Extracts from a graphics dataset:

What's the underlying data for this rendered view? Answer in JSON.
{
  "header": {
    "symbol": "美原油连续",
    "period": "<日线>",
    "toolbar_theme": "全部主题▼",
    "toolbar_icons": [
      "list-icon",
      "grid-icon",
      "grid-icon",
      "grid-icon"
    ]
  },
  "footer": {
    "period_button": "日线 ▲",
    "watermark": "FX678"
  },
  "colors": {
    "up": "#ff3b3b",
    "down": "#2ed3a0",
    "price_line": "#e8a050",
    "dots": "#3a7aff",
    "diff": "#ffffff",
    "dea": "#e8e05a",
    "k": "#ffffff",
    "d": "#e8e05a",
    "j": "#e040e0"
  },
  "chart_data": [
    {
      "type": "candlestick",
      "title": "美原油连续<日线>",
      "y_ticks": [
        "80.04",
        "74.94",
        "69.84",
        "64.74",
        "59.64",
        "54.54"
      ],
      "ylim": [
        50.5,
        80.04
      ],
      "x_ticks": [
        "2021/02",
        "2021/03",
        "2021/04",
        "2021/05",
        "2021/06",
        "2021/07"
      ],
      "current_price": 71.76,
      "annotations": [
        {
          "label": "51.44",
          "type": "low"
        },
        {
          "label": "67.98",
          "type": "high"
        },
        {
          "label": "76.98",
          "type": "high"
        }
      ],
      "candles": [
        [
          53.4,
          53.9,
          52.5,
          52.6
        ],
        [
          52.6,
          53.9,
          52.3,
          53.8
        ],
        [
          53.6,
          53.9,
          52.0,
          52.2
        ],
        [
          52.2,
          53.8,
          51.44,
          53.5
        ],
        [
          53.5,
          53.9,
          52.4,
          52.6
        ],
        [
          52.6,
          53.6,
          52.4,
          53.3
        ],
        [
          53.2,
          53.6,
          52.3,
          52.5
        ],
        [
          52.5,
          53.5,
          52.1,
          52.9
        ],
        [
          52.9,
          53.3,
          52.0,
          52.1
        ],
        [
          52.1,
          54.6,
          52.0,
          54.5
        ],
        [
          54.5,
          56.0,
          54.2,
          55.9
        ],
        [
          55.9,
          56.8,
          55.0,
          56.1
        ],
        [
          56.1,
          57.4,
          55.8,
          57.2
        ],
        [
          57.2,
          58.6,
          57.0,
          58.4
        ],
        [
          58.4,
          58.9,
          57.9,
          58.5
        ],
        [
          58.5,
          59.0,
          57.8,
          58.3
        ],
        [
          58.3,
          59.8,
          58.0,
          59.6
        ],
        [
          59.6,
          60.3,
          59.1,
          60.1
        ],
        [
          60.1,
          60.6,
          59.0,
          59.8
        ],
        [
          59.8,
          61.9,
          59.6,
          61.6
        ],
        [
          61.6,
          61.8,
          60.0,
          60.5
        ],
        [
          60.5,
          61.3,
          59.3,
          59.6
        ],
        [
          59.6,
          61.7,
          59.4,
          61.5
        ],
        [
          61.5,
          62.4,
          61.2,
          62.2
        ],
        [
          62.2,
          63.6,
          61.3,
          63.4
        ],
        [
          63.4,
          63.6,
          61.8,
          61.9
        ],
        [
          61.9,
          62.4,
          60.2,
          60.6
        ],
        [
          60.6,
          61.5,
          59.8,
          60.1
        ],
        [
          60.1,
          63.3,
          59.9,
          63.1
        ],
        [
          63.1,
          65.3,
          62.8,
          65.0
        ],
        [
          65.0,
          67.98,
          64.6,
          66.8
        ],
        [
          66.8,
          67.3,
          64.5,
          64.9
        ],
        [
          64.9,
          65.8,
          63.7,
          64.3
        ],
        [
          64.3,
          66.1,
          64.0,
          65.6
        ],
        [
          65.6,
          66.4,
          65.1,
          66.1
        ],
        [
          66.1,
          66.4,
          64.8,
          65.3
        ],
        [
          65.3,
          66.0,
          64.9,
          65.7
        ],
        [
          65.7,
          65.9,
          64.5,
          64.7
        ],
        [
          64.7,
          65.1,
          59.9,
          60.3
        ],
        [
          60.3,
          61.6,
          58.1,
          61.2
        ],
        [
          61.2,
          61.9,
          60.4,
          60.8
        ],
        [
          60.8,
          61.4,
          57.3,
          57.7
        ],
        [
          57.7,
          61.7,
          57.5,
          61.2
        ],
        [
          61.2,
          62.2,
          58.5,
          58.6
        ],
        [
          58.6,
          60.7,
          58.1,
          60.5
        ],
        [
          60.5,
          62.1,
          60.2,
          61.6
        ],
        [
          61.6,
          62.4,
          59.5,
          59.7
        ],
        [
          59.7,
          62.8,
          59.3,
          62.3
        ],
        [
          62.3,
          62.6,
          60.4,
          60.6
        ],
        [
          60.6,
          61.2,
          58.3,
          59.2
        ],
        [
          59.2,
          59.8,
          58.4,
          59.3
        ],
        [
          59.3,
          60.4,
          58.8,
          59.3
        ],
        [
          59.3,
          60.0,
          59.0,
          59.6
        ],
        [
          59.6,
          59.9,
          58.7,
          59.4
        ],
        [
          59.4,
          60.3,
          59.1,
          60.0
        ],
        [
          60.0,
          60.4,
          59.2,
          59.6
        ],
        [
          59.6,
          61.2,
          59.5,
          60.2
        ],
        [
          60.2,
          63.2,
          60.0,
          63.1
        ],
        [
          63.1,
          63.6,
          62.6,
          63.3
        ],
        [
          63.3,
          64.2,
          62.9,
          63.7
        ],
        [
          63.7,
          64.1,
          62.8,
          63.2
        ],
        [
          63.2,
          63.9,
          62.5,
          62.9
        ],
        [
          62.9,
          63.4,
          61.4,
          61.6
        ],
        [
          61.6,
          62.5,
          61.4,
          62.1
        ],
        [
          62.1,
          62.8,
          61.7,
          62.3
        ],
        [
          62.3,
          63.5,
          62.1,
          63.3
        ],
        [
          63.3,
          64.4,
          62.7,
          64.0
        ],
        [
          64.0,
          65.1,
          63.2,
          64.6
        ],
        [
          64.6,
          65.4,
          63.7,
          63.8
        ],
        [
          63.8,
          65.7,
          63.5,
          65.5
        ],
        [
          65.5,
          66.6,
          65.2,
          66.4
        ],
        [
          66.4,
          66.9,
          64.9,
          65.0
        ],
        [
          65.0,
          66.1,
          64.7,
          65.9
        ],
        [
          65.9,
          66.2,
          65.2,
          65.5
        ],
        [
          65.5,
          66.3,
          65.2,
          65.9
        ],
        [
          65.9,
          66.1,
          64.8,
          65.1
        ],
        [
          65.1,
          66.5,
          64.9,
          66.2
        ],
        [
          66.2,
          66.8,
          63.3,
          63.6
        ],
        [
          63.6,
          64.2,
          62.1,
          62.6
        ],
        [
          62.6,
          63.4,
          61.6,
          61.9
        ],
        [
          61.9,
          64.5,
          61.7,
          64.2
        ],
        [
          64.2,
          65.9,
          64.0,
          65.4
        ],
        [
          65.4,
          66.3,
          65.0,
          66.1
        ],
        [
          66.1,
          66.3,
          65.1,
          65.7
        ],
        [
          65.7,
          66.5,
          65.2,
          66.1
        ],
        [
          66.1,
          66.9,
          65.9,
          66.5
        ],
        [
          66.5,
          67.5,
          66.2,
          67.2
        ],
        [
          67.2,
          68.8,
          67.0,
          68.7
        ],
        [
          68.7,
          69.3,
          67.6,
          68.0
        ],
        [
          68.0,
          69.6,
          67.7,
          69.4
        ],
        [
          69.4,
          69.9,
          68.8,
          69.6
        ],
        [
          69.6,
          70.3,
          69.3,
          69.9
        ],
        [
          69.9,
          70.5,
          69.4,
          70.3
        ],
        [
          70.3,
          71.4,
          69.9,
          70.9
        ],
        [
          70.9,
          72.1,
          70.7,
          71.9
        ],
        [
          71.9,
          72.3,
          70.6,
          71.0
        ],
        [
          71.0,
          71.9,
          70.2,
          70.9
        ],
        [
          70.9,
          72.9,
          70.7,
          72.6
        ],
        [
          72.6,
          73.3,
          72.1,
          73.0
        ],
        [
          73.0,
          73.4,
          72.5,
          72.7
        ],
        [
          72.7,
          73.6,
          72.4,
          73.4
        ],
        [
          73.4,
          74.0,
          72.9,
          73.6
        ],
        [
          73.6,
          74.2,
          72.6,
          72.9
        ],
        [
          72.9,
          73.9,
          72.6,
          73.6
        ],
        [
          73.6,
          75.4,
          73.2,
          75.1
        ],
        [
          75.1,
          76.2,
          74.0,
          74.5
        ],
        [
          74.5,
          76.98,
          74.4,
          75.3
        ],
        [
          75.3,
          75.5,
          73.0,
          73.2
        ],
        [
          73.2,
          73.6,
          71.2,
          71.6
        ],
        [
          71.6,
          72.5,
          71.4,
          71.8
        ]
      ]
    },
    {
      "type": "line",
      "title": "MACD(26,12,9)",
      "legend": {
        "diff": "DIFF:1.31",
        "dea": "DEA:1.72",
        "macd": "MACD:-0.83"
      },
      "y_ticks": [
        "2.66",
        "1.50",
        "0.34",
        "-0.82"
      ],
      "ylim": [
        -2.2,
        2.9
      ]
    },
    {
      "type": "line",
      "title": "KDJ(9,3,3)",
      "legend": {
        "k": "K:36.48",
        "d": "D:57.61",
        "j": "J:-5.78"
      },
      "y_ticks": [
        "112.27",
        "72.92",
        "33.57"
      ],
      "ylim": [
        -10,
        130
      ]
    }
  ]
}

◆ Goal: Identify the lines of the entries containing the string "title". Copy each such line.

◆ Task answer:
      "title": "美原油连续<日线>",
      "title": "MACD(26,12,9)",
      "title": "KDJ(9,3,3)",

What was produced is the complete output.